(Bounding-box annotations)

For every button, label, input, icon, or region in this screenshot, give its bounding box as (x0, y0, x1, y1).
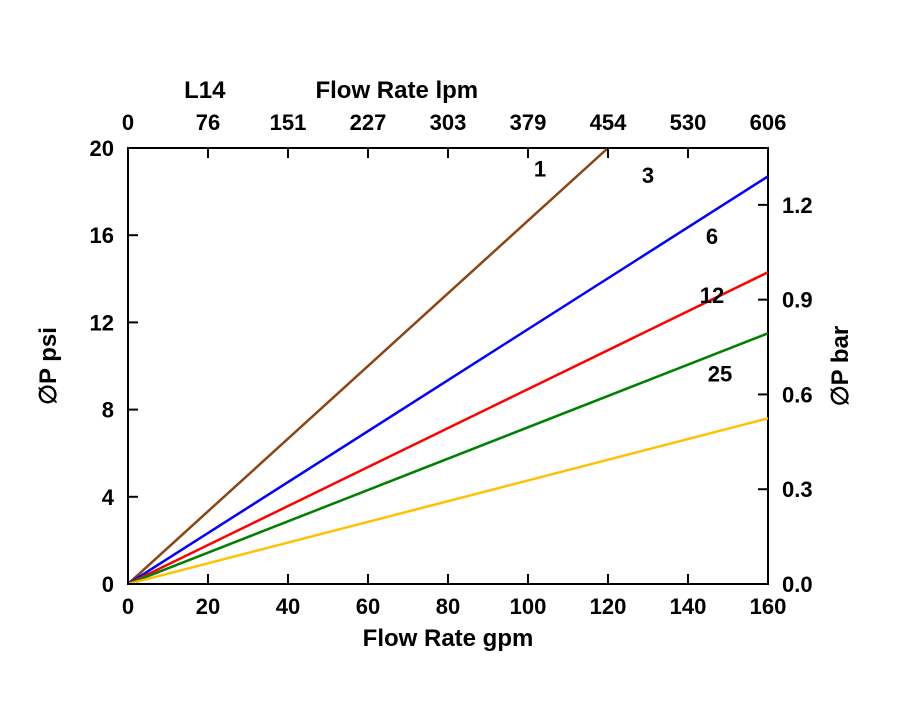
y-right-tick-label: 1.2 (782, 193, 813, 218)
x-top-tick-label: 0 (122, 110, 134, 135)
series-label: 6 (706, 224, 718, 249)
x-bottom-tick-label: 60 (356, 594, 380, 619)
y-left-tick-label: 12 (90, 310, 114, 335)
x-bottom-tick-label: 40 (276, 594, 300, 619)
x-top-tick-label: 379 (510, 110, 547, 135)
y-left-tick-label: 8 (102, 398, 114, 423)
x-top-tick-label: 454 (590, 110, 627, 135)
x-bottom-tick-label: 160 (750, 594, 787, 619)
y-right-tick-label: 0.6 (782, 382, 813, 407)
y-right-tick-label: 0.3 (782, 477, 813, 502)
x-top-tick-label: 606 (750, 110, 787, 135)
y-left-tick-label: 20 (90, 136, 114, 161)
x-bottom-tick-label: 20 (196, 594, 220, 619)
x-bottom-tick-label: 120 (590, 594, 627, 619)
series-label: 12 (700, 283, 724, 308)
y-right-tick-label: 0.9 (782, 288, 813, 313)
x-top-tick-label: 530 (670, 110, 707, 135)
x-top-title: Flow Rate lpm (315, 77, 478, 104)
y-left-tick-label: 16 (90, 223, 114, 248)
x-bottom-tick-label: 80 (436, 594, 460, 619)
x-bottom-title: Flow Rate gpm (363, 625, 534, 652)
y-right-title: ∅P bar (827, 326, 854, 407)
x-top-tick-label: 227 (350, 110, 387, 135)
series-label: 1 (534, 156, 546, 181)
x-bottom-tick-label: 100 (510, 594, 547, 619)
x-top-tick-label: 76 (196, 110, 220, 135)
x-top-tick-label: 151 (270, 110, 307, 135)
x-bottom-tick-label: 140 (670, 594, 707, 619)
series-label: 25 (708, 361, 732, 386)
y-right-tick-label: 0.0 (782, 572, 813, 597)
x-bottom-tick-label: 0 (122, 594, 134, 619)
y-left-tick-label: 0 (102, 572, 114, 597)
y-left-tick-label: 4 (102, 485, 115, 510)
series-label: 3 (642, 163, 654, 188)
pressure-drop-chart: 0204060801001201401600761512273033794545… (0, 0, 908, 702)
x-top-tick-label: 303 (430, 110, 467, 135)
y-left-title: ∅P psi (35, 327, 62, 405)
product-label: L14 (184, 77, 226, 104)
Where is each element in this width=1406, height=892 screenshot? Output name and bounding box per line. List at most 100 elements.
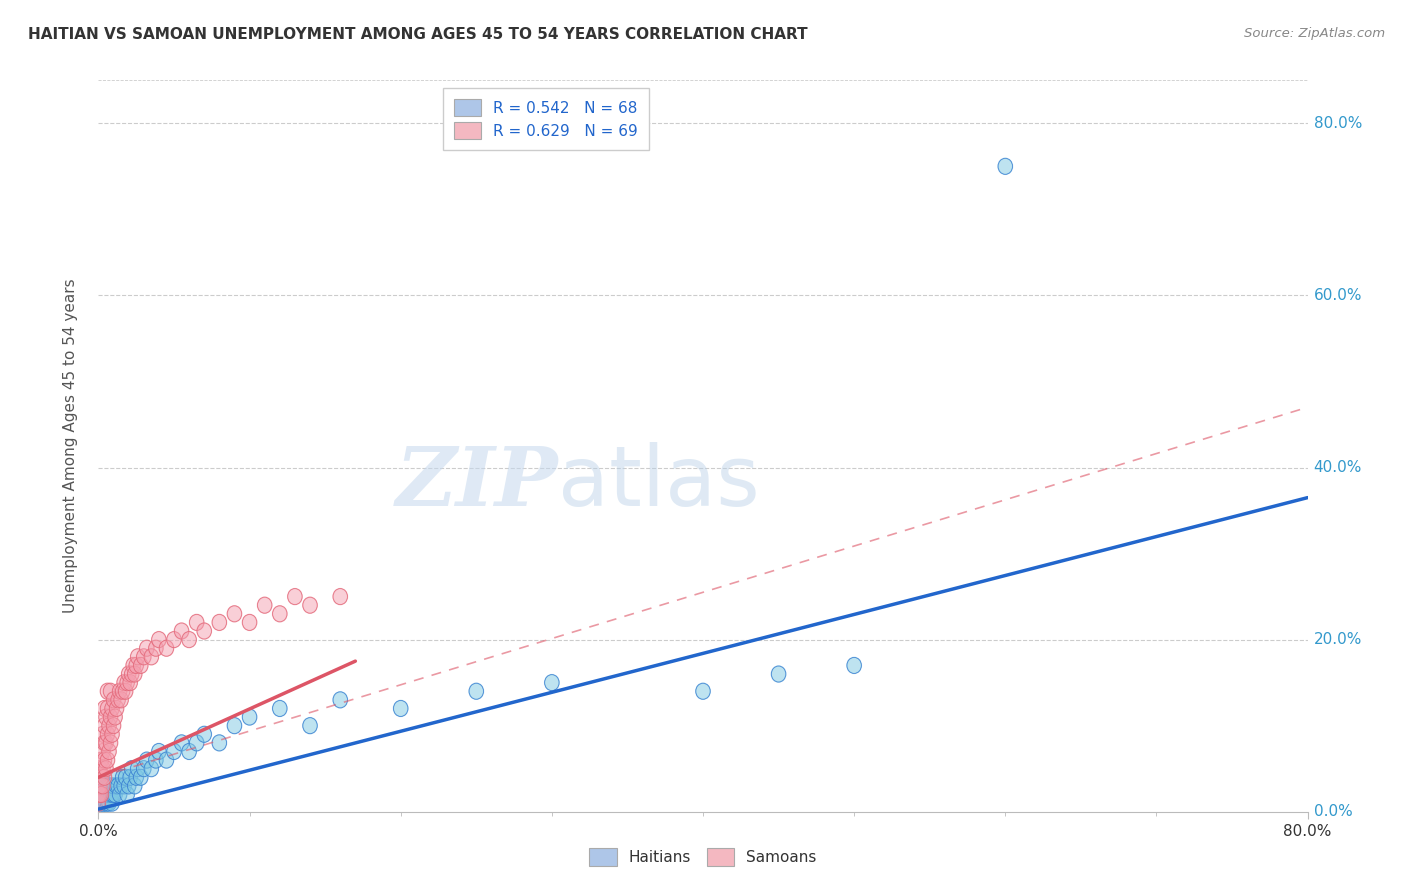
Ellipse shape [100, 752, 115, 768]
Ellipse shape [96, 795, 110, 811]
Legend: Haitians, Samoans: Haitians, Samoans [582, 840, 824, 873]
Text: 0.0%: 0.0% [1313, 805, 1353, 819]
Ellipse shape [105, 700, 120, 716]
Ellipse shape [143, 761, 159, 777]
Ellipse shape [100, 683, 115, 699]
Ellipse shape [544, 674, 560, 690]
Ellipse shape [159, 752, 174, 768]
Ellipse shape [94, 769, 108, 785]
Text: 20.0%: 20.0% [1313, 632, 1362, 647]
Ellipse shape [118, 683, 134, 699]
Ellipse shape [100, 787, 115, 803]
Ellipse shape [128, 778, 142, 794]
Ellipse shape [111, 778, 125, 794]
Ellipse shape [97, 700, 111, 716]
Ellipse shape [107, 787, 121, 803]
Ellipse shape [100, 795, 115, 811]
Ellipse shape [98, 787, 114, 803]
Ellipse shape [174, 623, 188, 639]
Ellipse shape [107, 718, 121, 734]
Ellipse shape [122, 674, 138, 690]
Ellipse shape [696, 683, 710, 699]
Ellipse shape [152, 743, 166, 759]
Ellipse shape [302, 718, 318, 734]
Ellipse shape [96, 787, 110, 803]
Ellipse shape [111, 692, 125, 708]
Ellipse shape [394, 700, 408, 716]
Ellipse shape [96, 778, 110, 794]
Ellipse shape [97, 718, 111, 734]
Ellipse shape [846, 657, 862, 673]
Ellipse shape [273, 700, 287, 716]
Ellipse shape [97, 769, 111, 785]
Ellipse shape [181, 743, 197, 759]
Ellipse shape [96, 743, 110, 759]
Ellipse shape [101, 718, 117, 734]
Ellipse shape [94, 752, 108, 768]
Ellipse shape [127, 657, 141, 673]
Ellipse shape [242, 615, 257, 631]
Ellipse shape [112, 787, 127, 803]
Ellipse shape [93, 787, 107, 803]
Ellipse shape [110, 700, 124, 716]
Ellipse shape [91, 799, 105, 815]
Ellipse shape [115, 683, 129, 699]
Ellipse shape [98, 778, 114, 794]
Text: 80.0%: 80.0% [1313, 116, 1362, 131]
Ellipse shape [114, 778, 128, 794]
Ellipse shape [112, 683, 127, 699]
Ellipse shape [181, 632, 197, 648]
Ellipse shape [98, 709, 114, 725]
Ellipse shape [103, 787, 118, 803]
Ellipse shape [212, 615, 226, 631]
Ellipse shape [136, 761, 150, 777]
Ellipse shape [100, 700, 115, 716]
Ellipse shape [97, 752, 111, 768]
Ellipse shape [93, 778, 107, 794]
Text: atlas: atlas [558, 442, 759, 523]
Ellipse shape [114, 692, 128, 708]
Ellipse shape [121, 778, 136, 794]
Ellipse shape [100, 726, 115, 742]
Ellipse shape [103, 735, 118, 751]
Ellipse shape [110, 778, 124, 794]
Ellipse shape [120, 787, 135, 803]
Ellipse shape [167, 632, 181, 648]
Ellipse shape [107, 692, 121, 708]
Ellipse shape [91, 787, 105, 803]
Ellipse shape [91, 795, 105, 811]
Ellipse shape [470, 683, 484, 699]
Ellipse shape [273, 606, 287, 622]
Ellipse shape [93, 787, 107, 803]
Ellipse shape [134, 657, 148, 673]
Ellipse shape [302, 597, 318, 613]
Ellipse shape [139, 752, 155, 768]
Ellipse shape [228, 606, 242, 622]
Ellipse shape [93, 761, 107, 777]
Ellipse shape [93, 795, 107, 811]
Ellipse shape [105, 726, 120, 742]
Y-axis label: Unemployment Among Ages 45 to 54 years: Unemployment Among Ages 45 to 54 years [63, 278, 77, 614]
Ellipse shape [105, 795, 120, 811]
Text: ZIP: ZIP [395, 442, 558, 523]
Ellipse shape [212, 735, 226, 751]
Text: 60.0%: 60.0% [1313, 288, 1362, 303]
Ellipse shape [110, 769, 124, 785]
Ellipse shape [105, 787, 120, 803]
Ellipse shape [100, 778, 115, 794]
Ellipse shape [117, 778, 131, 794]
Ellipse shape [124, 666, 139, 682]
Ellipse shape [333, 589, 347, 605]
Ellipse shape [257, 597, 271, 613]
Ellipse shape [242, 709, 257, 725]
Ellipse shape [101, 778, 117, 794]
Ellipse shape [149, 640, 163, 657]
Ellipse shape [174, 735, 188, 751]
Ellipse shape [998, 158, 1012, 174]
Ellipse shape [96, 761, 110, 777]
Ellipse shape [159, 640, 174, 657]
Ellipse shape [131, 648, 145, 665]
Text: Source: ZipAtlas.com: Source: ZipAtlas.com [1244, 27, 1385, 40]
Ellipse shape [139, 640, 155, 657]
Ellipse shape [197, 623, 211, 639]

=== THE PROBLEM ===
Format every line of the listing above as a numbered list, omitting blank lines. Leave the pictures out of your answer.

=== ANSWER TO THE EXERCISE ===
1. For every button, label, input, icon, or region in this screenshot, give its bounding box as (x0, y0, x1, y1).
2. y-right-tick-label: 1.2 (782, 193, 813, 218)
3. x-top-tick-label: 0 (122, 110, 134, 135)
4. series-label: 6 (706, 224, 718, 249)
5. x-bottom-tick-label: 60 (356, 594, 380, 619)
6. y-left-tick-label: 12 (90, 310, 114, 335)
7. x-bottom-tick-label: 40 (276, 594, 300, 619)
8. x-top-tick-label: 379 (510, 110, 547, 135)
9. y-left-tick-label: 8 (102, 398, 114, 423)
10. x-top-tick-label: 454 (590, 110, 627, 135)
11. x-bottom-tick-label: 160 (750, 594, 787, 619)
12. y-right-tick-label: 0.6 (782, 382, 813, 407)
13. y-right-tick-label: 0.3 (782, 477, 813, 502)
14. x-top-tick-label: 606 (750, 110, 787, 135)
15. y-left-tick-label: 20 (90, 136, 114, 161)
16. x-bottom-tick-label: 20 (196, 594, 220, 619)
17. x-bottom-tick-label: 120 (590, 594, 627, 619)
18. series-label: 12 (700, 283, 724, 308)
19. y-right-tick-label: 0.9 (782, 288, 813, 313)
20. x-top-tick-label: 530 (670, 110, 707, 135)
21. x-top-title: Flow Rate lpm (315, 77, 478, 104)
22. y-left-tick-label: 16 (90, 223, 114, 248)
23. x-bottom-tick-label: 80 (436, 594, 460, 619)
24. x-bottom-title: Flow Rate gpm (363, 625, 534, 652)
25. y-right-title: ∅P bar (827, 326, 854, 407)
26. x-top-tick-label: 227 (350, 110, 387, 135)
27. series-label: 1 (534, 156, 546, 181)
28. x-bottom-tick-label: 100 (510, 594, 547, 619)
29. x-top-tick-label: 76 (196, 110, 220, 135)
30. x-top-tick-label: 151 (270, 110, 307, 135)
31. x-bottom-tick-label: 140 (670, 594, 707, 619)
32. series-label: 25 (708, 361, 732, 386)
33. y-right-tick-label: 0.0 (782, 572, 813, 597)
34. x-bottom-tick-label: 0 (122, 594, 134, 619)
35. y-left-tick-label: 0 (102, 572, 114, 597)
36. y-left-tick-label: 4 (102, 485, 115, 510)
37. series-label: 3 (642, 163, 654, 188)
38. pressure-drop-chart: 0204060801001201401600761512273033794545… (0, 0, 908, 702)
39. x-top-tick-label: 303 (430, 110, 467, 135)
40. y-left-title: ∅P psi (35, 327, 62, 405)
41. product-label: L14 (184, 77, 226, 104)
42. Where is each element in this width=1406, height=892 screenshot? Output name and bounding box per line. List at most 100 elements.
43. Ellipse shape [100, 752, 115, 768]
44. Ellipse shape [96, 795, 110, 811]
45. Legend: Haitians, Samoans: Haitians, Samoans [582, 840, 824, 873]
46. Text: 0.0%: 0.0% [1313, 805, 1353, 819]
47. Ellipse shape [105, 700, 120, 716]
48. Ellipse shape [143, 761, 159, 777]
49. Ellipse shape [100, 683, 115, 699]
50. Ellipse shape [544, 674, 560, 690]
51. Ellipse shape [159, 752, 174, 768]
52. Ellipse shape [94, 769, 108, 785]
53. Text: 20.0%: 20.0% [1313, 632, 1362, 647]
54. Ellipse shape [118, 683, 134, 699]
55. Ellipse shape [100, 787, 115, 803]
56. Ellipse shape [128, 778, 142, 794]
57. Ellipse shape [111, 778, 125, 794]
58. Ellipse shape [97, 700, 111, 716]
59. Ellipse shape [107, 787, 121, 803]
60. Ellipse shape [100, 795, 115, 811]
61. Ellipse shape [98, 787, 114, 803]
62. Ellipse shape [174, 623, 188, 639]
63. Ellipse shape [107, 718, 121, 734]
64. Ellipse shape [122, 674, 138, 690]
65. Ellipse shape [696, 683, 710, 699]
66. Ellipse shape [152, 743, 166, 759]
67. Ellipse shape [302, 718, 318, 734]
68. Ellipse shape [96, 787, 110, 803]
69. Ellipse shape [111, 692, 125, 708]
70. Ellipse shape [394, 700, 408, 716]
71. Ellipse shape [96, 778, 110, 794]
72. Ellipse shape [97, 718, 111, 734]
73. Ellipse shape [846, 657, 862, 673]
74. Ellipse shape [273, 700, 287, 716]
75. Ellipse shape [97, 769, 111, 785]
76. Ellipse shape [181, 743, 197, 759]
77. Ellipse shape [96, 743, 110, 759]
78. Ellipse shape [101, 718, 117, 734]
79. Ellipse shape [94, 752, 108, 768]
80. Ellipse shape [127, 657, 141, 673]
81. Ellipse shape [242, 615, 257, 631]
82. Ellipse shape [112, 787, 127, 803]
83. Ellipse shape [93, 787, 107, 803]
84. Ellipse shape [110, 700, 124, 716]
85. Ellipse shape [91, 799, 105, 815]
86. Ellipse shape [115, 683, 129, 699]
87. Ellipse shape [98, 778, 114, 794]
88. Text: 80.0%: 80.0% [1313, 116, 1362, 131]
89. Ellipse shape [114, 778, 128, 794]
90. Ellipse shape [112, 683, 127, 699]
91. Ellipse shape [181, 632, 197, 648]
92. Ellipse shape [98, 709, 114, 725]
93. Ellipse shape [103, 787, 118, 803]
94. Ellipse shape [212, 615, 226, 631]
95. Ellipse shape [136, 761, 150, 777]
96. Ellipse shape [100, 700, 115, 716]
97. Ellipse shape [97, 752, 111, 768]
98. Ellipse shape [93, 778, 107, 794]
99. Text: atlas: atlas [558, 442, 759, 523]
100. Ellipse shape [114, 692, 128, 708]
101. Ellipse shape [121, 778, 136, 794]
102. Ellipse shape [100, 726, 115, 742]
103. Ellipse shape [103, 735, 118, 751]
104. Ellipse shape [110, 778, 124, 794]
105. Ellipse shape [120, 787, 135, 803]
106. Ellipse shape [167, 632, 181, 648]
107. Ellipse shape [107, 692, 121, 708]
108. Ellipse shape [91, 787, 105, 803]
109. Ellipse shape [91, 795, 105, 811]
110. Ellipse shape [470, 683, 484, 699]
111. Ellipse shape [273, 606, 287, 622]
112. Ellipse shape [93, 787, 107, 803]
113. Ellipse shape [134, 657, 148, 673]
114. Ellipse shape [302, 597, 318, 613]
115. Ellipse shape [139, 752, 155, 768]
116. Ellipse shape [228, 606, 242, 622]
117. Ellipse shape [93, 761, 107, 777]
118. Ellipse shape [93, 795, 107, 811]
119. Ellipse shape [105, 726, 120, 742]
120. Y-axis label: Unemployment Among Ages 45 to 54 years: Unemployment Among Ages 45 to 54 years [63, 278, 77, 614]
121. Ellipse shape [105, 795, 120, 811]
122. Text: ZIP: ZIP [395, 442, 558, 523]
123. Ellipse shape [212, 735, 226, 751]
124. Text: 60.0%: 60.0% [1313, 288, 1362, 303]
125. Ellipse shape [110, 769, 124, 785]
126. Ellipse shape [105, 787, 120, 803]
127. Ellipse shape [100, 778, 115, 794]
128. Ellipse shape [117, 778, 131, 794]
129. Ellipse shape [124, 666, 139, 682]
130. Ellipse shape [333, 589, 347, 605]
131. Ellipse shape [257, 597, 271, 613]
132. Ellipse shape [242, 709, 257, 725]
133. Ellipse shape [101, 778, 117, 794]
134. Ellipse shape [149, 640, 163, 657]
135. Ellipse shape [174, 735, 188, 751]
136. Ellipse shape [998, 158, 1012, 174]
137. Ellipse shape [96, 761, 110, 777]
138. Ellipse shape [159, 640, 174, 657]
139. Ellipse shape [131, 648, 145, 665]
140. Text: Source: ZipAtlas.com: Source: ZipAtlas.com [1244, 27, 1385, 40]
141. Ellipse shape [139, 640, 155, 657]
142. Ellipse shape [197, 623, 211, 639]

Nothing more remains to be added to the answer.